Kmart moves to investigate accounting rumor
By David Runk
Associated Press Writer
DETROIT Bankrupt retailer Kmart Corp. said Friday it has begun an internal investigation after receiving an anonymous letter claiming to be from employees that raised questions about its accounting.
Kmart Corp, which recently filed for bankruptcy, said yesterday it would look into allegations of accounting problems, surprising observers with its quick reaction.
The disclosure comes amid heightened sensitivity about accounting issues in the wake of the collapse of energy trader Enron Corp. amid questionable accounting practices.
"This is something that if they go through and they don't find anything it will really reassure people," said Jeff Stinson, an analyst with Midwest Research. "Right now, after declaring Chapter 11 bankruptcy, it's going to take a lot of time to rebuild confidence."
Kmart said the letter, which it received just over a week ago, was addressed to its auditors PricewaterhouseCoopers, its board of directors and the SEC.
"The letter has been referred to the audit committee of the board of directors, which promptly engaged outside counsel and accounting consultants to conduct an independent investigation," the company said in a news release.
An SEC spokesman said Friday that the agency had no immediate comment on the matter.
·····
** Activity 1 **
Answer from the Kmart article:
(a) Which analyst is quoted, and where does he work?
(b) To whom was the anonymous letter addressed?
(c) To which body was the letter referred?
** Activity 2 **
Resume the Kmart accounting article with a few more paragraphs, starting after its final sentence.

** Supplied entries **
·····
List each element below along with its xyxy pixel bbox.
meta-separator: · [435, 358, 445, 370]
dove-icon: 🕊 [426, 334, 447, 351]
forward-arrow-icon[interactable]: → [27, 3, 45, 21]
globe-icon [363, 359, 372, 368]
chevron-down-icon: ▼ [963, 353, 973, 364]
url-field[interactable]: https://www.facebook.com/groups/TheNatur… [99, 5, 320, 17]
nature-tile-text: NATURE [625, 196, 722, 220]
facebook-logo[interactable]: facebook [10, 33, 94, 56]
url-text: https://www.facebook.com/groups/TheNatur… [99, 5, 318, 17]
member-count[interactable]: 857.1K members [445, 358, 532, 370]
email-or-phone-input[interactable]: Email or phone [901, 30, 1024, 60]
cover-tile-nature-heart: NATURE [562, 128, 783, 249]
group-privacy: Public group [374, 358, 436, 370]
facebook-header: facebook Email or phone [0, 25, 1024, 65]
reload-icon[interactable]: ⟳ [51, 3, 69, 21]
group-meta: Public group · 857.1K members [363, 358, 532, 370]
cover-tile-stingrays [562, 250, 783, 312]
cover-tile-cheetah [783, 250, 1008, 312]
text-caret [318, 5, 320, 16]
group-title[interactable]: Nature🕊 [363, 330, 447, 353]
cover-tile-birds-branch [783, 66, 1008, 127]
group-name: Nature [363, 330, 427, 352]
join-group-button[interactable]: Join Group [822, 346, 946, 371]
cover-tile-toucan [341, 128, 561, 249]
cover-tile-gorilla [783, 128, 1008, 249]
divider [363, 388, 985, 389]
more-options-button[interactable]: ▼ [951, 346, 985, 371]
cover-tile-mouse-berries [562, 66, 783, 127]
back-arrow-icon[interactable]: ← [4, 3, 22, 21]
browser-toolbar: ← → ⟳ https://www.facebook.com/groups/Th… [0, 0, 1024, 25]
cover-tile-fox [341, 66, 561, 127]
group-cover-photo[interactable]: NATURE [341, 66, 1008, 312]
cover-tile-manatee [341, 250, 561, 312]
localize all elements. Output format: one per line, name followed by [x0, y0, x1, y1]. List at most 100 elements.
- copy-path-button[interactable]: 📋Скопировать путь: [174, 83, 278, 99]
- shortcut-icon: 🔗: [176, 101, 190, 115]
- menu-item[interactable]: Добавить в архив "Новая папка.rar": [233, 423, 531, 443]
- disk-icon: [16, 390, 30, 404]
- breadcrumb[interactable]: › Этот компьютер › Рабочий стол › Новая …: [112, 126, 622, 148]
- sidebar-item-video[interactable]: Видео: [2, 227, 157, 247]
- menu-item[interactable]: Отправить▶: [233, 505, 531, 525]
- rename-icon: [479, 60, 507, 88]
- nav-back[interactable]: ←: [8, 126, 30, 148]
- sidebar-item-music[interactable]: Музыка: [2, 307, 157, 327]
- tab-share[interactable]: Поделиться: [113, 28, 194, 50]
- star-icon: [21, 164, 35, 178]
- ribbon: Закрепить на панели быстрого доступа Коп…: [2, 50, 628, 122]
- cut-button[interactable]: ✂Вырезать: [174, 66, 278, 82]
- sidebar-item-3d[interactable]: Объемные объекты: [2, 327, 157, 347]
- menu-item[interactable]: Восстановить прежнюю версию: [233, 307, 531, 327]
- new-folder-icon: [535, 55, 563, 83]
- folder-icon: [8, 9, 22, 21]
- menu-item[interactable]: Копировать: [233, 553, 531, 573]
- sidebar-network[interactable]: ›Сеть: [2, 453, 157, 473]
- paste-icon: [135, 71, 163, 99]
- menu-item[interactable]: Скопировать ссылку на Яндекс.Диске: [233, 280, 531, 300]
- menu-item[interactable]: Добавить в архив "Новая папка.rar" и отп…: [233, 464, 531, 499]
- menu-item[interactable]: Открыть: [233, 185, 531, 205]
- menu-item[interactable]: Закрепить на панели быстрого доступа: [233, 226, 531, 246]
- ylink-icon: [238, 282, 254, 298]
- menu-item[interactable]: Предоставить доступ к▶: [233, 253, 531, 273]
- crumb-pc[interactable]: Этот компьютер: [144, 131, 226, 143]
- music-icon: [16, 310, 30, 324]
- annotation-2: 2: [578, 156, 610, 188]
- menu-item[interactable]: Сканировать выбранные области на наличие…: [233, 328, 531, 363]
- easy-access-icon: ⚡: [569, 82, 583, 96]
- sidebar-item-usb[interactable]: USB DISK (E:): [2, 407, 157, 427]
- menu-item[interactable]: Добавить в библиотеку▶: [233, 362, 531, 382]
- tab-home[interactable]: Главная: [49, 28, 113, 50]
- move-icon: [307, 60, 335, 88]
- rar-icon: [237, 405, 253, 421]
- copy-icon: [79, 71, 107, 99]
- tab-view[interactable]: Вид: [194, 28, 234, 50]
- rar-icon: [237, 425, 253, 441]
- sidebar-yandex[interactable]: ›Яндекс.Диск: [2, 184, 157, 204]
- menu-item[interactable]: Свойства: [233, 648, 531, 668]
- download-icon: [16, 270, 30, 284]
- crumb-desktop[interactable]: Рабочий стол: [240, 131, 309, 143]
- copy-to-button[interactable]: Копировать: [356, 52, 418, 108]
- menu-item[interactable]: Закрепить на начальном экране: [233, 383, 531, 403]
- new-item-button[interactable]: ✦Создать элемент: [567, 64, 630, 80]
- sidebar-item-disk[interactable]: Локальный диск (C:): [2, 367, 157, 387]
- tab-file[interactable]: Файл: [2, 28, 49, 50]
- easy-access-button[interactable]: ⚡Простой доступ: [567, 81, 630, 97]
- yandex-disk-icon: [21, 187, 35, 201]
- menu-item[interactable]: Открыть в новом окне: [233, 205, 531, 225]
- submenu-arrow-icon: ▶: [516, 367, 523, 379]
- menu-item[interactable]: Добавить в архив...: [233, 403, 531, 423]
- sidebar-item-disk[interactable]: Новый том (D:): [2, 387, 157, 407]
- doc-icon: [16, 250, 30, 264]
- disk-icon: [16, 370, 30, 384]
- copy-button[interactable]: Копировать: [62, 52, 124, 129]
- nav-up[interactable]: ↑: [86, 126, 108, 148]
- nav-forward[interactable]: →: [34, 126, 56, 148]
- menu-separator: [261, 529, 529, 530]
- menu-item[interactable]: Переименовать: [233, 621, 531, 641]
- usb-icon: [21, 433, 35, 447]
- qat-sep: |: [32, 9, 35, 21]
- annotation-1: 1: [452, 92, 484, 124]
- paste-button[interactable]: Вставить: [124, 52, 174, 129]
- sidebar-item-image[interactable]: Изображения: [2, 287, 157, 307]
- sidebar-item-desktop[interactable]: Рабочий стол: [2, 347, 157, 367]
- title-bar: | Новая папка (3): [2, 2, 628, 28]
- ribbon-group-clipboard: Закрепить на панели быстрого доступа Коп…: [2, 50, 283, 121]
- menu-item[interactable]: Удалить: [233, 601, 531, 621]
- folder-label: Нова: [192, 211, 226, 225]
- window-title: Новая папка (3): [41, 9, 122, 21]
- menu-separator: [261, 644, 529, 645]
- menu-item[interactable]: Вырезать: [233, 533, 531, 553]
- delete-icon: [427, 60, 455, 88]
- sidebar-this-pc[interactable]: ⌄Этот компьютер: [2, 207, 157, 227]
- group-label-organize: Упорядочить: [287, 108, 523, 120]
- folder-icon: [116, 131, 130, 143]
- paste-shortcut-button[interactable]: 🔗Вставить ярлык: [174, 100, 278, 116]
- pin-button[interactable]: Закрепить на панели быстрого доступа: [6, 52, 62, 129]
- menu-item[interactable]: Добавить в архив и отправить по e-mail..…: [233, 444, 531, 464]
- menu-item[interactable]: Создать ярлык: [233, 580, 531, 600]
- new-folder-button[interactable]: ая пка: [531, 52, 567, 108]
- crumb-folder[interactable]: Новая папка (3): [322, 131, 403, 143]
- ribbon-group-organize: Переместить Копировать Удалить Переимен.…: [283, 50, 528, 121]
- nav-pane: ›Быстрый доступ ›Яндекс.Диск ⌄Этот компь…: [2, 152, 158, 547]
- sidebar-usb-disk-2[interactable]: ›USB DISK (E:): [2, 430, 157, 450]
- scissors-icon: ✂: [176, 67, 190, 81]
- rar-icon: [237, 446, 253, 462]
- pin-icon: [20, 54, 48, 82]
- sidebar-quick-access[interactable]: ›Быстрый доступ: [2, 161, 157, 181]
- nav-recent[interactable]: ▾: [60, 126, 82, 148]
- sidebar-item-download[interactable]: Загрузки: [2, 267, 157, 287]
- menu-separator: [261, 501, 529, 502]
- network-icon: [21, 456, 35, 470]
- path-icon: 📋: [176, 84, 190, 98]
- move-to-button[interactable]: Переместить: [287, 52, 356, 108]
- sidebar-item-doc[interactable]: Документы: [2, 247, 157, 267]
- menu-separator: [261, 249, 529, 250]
·····
** Task output 1 **
(a) Jeff Stinson, of Midwest Research.
(b) Kmart's auditors PricewaterhouseCoopers, its board of directors and the SEC.
(c) The audit committee of the board of directors.

** Task output 2 **
PricewaterhouseCoopers spokesman David Nestor confirmed that the company also received a copy of the letter. He said the auditor was cooperating with Kmart and its outside counsel in the investigation.
Troy-based Kmart filed for Chapter 11 after its stock price and credit rating were battered following Kmart's release of lower-than-expected holiday sales and fourth-quarter earnings.
Last week, Kmart's board fired the company's president, Mark Schwartz, and hired turnaround specialist James Adamson as chairman replacing Chuck Conaway, who remains as chief executive.
In announcing the bankruptcy filing, Kmart said it will evaluate store performance and lease terms by the end of the first quarter of 2002, and will close unprofitable or underperforming stores. Kmart also said it would reduce staff.
In late-afternoon trading Friday on the New York Stock Exchange, Kmart shares fell 8 cents, or 8.6 percent, to close at 85 cents.